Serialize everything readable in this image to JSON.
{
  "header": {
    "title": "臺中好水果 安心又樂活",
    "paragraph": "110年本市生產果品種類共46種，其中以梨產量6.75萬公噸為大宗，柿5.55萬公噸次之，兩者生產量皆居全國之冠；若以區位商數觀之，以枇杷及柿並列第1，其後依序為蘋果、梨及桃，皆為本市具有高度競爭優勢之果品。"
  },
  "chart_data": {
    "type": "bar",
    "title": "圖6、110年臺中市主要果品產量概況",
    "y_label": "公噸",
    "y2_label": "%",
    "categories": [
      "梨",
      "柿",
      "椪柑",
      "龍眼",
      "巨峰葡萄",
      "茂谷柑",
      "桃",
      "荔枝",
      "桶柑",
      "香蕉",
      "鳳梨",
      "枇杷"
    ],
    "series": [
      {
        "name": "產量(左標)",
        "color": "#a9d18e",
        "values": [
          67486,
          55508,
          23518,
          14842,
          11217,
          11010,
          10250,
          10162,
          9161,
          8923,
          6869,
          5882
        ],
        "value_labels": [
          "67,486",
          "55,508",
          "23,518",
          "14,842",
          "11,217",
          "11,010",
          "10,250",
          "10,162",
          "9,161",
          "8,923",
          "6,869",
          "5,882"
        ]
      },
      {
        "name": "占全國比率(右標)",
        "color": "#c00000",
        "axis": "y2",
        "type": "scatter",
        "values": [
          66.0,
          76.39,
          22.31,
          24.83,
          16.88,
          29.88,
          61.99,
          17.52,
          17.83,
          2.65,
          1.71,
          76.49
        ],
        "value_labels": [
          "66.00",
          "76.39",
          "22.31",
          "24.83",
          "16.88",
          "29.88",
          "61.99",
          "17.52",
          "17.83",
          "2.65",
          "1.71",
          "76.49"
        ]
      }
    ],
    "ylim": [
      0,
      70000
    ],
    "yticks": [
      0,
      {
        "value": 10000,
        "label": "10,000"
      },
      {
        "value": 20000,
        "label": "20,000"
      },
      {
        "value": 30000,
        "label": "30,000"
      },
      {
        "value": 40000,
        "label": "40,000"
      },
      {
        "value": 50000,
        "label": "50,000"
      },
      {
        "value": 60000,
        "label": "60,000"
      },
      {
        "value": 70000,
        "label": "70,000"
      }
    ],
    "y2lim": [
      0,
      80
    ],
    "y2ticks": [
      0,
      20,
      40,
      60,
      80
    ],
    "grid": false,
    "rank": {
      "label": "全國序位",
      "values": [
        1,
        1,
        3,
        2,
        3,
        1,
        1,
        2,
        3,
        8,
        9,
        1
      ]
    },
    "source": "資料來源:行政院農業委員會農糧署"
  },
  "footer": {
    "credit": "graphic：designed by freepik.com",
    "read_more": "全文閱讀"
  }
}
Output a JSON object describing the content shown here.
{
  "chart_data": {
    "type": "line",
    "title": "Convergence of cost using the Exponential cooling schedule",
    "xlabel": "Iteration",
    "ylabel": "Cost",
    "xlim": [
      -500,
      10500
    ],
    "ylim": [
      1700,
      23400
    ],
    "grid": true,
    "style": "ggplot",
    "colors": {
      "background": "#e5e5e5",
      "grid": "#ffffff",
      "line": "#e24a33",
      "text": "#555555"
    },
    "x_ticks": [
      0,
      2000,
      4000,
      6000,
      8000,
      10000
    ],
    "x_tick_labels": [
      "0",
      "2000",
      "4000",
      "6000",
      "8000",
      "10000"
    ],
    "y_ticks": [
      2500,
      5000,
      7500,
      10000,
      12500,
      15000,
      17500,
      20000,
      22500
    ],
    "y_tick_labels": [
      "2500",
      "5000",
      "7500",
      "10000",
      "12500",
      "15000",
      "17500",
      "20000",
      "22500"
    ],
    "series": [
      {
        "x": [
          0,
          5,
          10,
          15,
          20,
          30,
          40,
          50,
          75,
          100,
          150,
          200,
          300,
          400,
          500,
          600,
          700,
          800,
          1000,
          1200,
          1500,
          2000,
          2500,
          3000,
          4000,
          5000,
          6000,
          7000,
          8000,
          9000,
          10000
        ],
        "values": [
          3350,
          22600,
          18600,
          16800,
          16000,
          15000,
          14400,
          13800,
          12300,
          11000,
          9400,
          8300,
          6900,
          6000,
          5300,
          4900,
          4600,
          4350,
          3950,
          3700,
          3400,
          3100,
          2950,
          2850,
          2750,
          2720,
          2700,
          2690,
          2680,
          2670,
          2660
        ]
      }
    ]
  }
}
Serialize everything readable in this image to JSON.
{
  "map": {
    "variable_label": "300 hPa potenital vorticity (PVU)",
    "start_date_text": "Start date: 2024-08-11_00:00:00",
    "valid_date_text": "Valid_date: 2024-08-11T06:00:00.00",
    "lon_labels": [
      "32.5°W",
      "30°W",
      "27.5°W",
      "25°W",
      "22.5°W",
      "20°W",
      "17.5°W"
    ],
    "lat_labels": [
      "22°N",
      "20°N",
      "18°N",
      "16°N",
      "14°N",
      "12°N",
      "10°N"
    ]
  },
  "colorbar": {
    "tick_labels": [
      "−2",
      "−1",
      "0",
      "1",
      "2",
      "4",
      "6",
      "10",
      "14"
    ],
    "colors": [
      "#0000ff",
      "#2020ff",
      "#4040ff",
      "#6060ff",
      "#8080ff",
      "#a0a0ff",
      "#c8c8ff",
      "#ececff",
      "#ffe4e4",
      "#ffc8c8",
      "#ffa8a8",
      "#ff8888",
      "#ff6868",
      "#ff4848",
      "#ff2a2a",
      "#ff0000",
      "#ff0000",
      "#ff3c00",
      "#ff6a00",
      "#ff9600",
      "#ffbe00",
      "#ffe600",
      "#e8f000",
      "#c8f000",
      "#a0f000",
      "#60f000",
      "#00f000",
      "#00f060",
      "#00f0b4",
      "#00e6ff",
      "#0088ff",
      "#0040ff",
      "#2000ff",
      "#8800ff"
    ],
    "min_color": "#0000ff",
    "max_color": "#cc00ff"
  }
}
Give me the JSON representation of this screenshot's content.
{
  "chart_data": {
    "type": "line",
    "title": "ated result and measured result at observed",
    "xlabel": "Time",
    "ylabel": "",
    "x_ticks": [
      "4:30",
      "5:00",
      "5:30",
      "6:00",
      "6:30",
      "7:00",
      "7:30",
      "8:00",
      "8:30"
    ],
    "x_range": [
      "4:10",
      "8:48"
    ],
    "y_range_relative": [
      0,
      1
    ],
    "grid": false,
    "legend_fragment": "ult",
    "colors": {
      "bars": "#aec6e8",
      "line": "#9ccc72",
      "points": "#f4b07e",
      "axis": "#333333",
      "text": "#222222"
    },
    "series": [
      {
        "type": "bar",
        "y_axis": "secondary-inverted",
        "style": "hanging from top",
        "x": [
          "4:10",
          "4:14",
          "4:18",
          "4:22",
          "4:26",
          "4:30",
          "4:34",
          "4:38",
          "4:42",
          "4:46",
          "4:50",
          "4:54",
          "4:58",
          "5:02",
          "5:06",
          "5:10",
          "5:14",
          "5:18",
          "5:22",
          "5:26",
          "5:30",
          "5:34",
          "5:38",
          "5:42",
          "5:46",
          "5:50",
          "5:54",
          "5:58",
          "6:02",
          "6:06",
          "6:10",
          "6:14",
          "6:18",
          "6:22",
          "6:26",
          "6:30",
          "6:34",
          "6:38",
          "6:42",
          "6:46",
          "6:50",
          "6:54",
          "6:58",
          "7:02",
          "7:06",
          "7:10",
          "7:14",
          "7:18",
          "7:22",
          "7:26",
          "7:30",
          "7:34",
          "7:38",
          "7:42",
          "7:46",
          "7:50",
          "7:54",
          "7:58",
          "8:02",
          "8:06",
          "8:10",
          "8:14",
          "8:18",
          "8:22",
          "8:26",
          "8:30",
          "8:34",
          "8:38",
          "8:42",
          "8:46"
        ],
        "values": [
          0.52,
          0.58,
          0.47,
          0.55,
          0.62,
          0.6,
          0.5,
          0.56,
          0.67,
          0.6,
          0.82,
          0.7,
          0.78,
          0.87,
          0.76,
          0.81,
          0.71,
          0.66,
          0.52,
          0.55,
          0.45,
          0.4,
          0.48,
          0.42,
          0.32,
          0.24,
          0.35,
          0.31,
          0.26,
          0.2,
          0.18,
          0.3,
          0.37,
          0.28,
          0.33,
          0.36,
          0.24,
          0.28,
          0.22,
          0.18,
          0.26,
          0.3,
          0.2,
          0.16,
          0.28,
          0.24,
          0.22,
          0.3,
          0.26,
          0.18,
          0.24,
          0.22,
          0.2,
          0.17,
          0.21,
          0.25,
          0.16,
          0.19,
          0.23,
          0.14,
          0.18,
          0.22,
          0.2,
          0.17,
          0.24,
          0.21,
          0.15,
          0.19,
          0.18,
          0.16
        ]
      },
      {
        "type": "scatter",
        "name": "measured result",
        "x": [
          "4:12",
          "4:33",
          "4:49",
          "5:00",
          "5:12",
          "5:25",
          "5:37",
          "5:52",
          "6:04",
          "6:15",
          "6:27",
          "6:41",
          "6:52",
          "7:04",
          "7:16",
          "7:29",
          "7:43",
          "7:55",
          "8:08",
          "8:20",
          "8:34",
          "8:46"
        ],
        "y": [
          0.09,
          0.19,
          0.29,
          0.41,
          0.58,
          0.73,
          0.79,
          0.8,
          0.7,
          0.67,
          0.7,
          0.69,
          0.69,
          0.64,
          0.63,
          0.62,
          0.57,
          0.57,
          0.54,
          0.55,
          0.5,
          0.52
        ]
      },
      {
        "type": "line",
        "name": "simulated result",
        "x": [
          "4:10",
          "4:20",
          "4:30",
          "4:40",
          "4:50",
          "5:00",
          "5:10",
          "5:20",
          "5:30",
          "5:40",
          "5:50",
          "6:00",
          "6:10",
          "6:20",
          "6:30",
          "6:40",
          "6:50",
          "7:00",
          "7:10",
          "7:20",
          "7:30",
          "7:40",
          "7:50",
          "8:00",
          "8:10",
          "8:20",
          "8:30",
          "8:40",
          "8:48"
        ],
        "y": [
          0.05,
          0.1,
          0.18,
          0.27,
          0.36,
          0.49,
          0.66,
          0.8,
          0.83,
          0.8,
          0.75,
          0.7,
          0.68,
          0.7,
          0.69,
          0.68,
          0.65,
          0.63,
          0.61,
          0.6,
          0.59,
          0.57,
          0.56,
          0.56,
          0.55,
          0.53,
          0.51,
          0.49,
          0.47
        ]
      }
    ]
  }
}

(What to do):
Write out every line of the listing that holds the word "style".

(Answer in full):
    "style": "ggplot",
        "style": "hanging from top",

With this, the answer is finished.